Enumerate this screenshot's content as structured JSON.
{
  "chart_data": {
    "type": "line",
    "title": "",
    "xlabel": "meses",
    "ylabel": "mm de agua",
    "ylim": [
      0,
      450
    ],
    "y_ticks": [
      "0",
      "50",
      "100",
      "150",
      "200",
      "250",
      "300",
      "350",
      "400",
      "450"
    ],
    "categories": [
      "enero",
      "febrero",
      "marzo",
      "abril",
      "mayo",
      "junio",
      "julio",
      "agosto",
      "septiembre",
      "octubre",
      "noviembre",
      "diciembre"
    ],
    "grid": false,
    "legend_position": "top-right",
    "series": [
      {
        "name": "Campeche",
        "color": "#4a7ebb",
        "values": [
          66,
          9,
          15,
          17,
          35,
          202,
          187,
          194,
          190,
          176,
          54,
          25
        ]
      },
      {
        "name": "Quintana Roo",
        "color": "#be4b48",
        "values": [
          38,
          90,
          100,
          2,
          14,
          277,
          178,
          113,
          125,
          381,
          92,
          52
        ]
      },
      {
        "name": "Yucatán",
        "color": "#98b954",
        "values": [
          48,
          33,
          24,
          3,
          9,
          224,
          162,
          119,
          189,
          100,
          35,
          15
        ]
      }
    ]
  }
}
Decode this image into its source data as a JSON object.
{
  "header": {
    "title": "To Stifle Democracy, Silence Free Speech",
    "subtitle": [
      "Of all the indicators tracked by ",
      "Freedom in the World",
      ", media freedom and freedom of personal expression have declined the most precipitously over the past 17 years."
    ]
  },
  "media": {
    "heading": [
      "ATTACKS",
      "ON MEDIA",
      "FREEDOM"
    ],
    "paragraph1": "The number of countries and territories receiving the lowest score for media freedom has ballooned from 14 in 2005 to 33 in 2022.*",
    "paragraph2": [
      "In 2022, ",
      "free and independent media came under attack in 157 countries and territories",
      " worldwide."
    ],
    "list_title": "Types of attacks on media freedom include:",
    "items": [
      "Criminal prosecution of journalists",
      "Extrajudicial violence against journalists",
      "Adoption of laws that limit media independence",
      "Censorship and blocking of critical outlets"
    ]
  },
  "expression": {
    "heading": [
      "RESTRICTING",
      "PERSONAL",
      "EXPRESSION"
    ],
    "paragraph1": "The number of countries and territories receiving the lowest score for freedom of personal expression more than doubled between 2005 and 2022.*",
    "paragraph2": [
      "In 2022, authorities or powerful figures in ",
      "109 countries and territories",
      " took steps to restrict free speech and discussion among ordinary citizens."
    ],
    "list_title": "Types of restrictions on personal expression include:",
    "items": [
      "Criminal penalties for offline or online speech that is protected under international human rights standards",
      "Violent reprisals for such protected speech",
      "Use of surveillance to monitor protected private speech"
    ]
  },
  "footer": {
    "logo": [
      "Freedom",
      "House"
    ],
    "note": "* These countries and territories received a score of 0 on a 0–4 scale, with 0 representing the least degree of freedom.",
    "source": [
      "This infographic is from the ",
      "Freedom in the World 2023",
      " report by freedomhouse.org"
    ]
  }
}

### What the task asks
Above are the records; copy all of them exactly.

### Task answer
Enumerate this screenshot's content as structured JSON.
{
  "chart_data": {
    "type": "line",
    "title": "",
    "xlabel": "meses",
    "ylabel": "mm de agua",
    "ylim": [
      0,
      450
    ],
    "y_ticks": [
      "0",
      "50",
      "100",
      "150",
      "200",
      "250",
      "300",
      "350",
      "400",
      "450"
    ],
    "categories": [
      "enero",
      "febrero",
      "marzo",
      "abril",
      "mayo",
      "junio",
      "julio",
      "agosto",
      "septiembre",
      "octubre",
      "noviembre",
      "diciembre"
    ],
    "grid": false,
    "legend_position": "top-right",
    "series": [
      {
        "name": "Campeche",
        "color": "#4a7ebb",
        "values": [
          66,
          9,
          15,
          17,
          35,
          202,
          187,
          194,
          190,
          176,
          54,
          25
        ]
      },
      {
        "name": "Quintana Roo",
        "color": "#be4b48",
        "values": [
          38,
          90,
          100,
          2,
          14,
          277,
          178,
          113,
          125,
          381,
          92,
          52
        ]
      },
      {
        "name": "Yucatán",
        "color": "#98b954",
        "values": [
          48,
          33,
          24,
          3,
          9,
          224,
          162,
          119,
          189,
          100,
          35,
          15
        ]
      }
    ]
  }
}
Decode this image into its source data as a JSON object.
{
  "header": {
    "title": "To Stifle Democracy, Silence Free Speech",
    "subtitle": [
      "Of all the indicators tracked by ",
      "Freedom in the World",
      ", media freedom and freedom of personal expression have declined the most precipitously over the past 17 years."
    ]
  },
  "media": {
    "heading": [
      "ATTACKS",
      "ON MEDIA",
      "FREEDOM"
    ],
    "paragraph1": "The number of countries and territories receiving the lowest score for media freedom has ballooned from 14 in 2005 to 33 in 2022.*",
    "paragraph2": [
      "In 2022, ",
      "free and independent media came under attack in 157 countries and territories",
      " worldwide."
    ],
    "list_title": "Types of attacks on media freedom include:",
    "items": [
      "Criminal prosecution of journalists",
      "Extrajudicial violence against journalists",
      "Adoption of laws that limit media independence",
      "Censorship and blocking of critical outlets"
    ]
  },
  "expression": {
    "heading": [
      "RESTRICTING",
      "PERSONAL",
      "EXPRESSION"
    ],
    "paragraph1": "The number of countries and territories receiving the lowest score for freedom of personal expression more than doubled between 2005 and 2022.*",
    "paragraph2": [
      "In 2022, authorities or powerful figures in ",
      "109 countries and territories",
      " took steps to restrict free speech and discussion among ordinary citizens."
    ],
    "list_title": "Types of restrictions on personal expression include:",
    "items": [
      "Criminal penalties for offline or online speech that is protected under international human rights standards",
      "Violent reprisals for such protected speech",
      "Use of surveillance to monitor protected private speech"
    ]
  },
  "footer": {
    "logo": [
      "Freedom",
      "House"
    ],
    "note": "* These countries and territories received a score of 0 on a 0–4 scale, with 0 representing the least degree of freedom.",
    "source": [
      "This infographic is from the ",
      "Freedom in the World 2023",
      " report by freedomhouse.org"
    ]
  }
}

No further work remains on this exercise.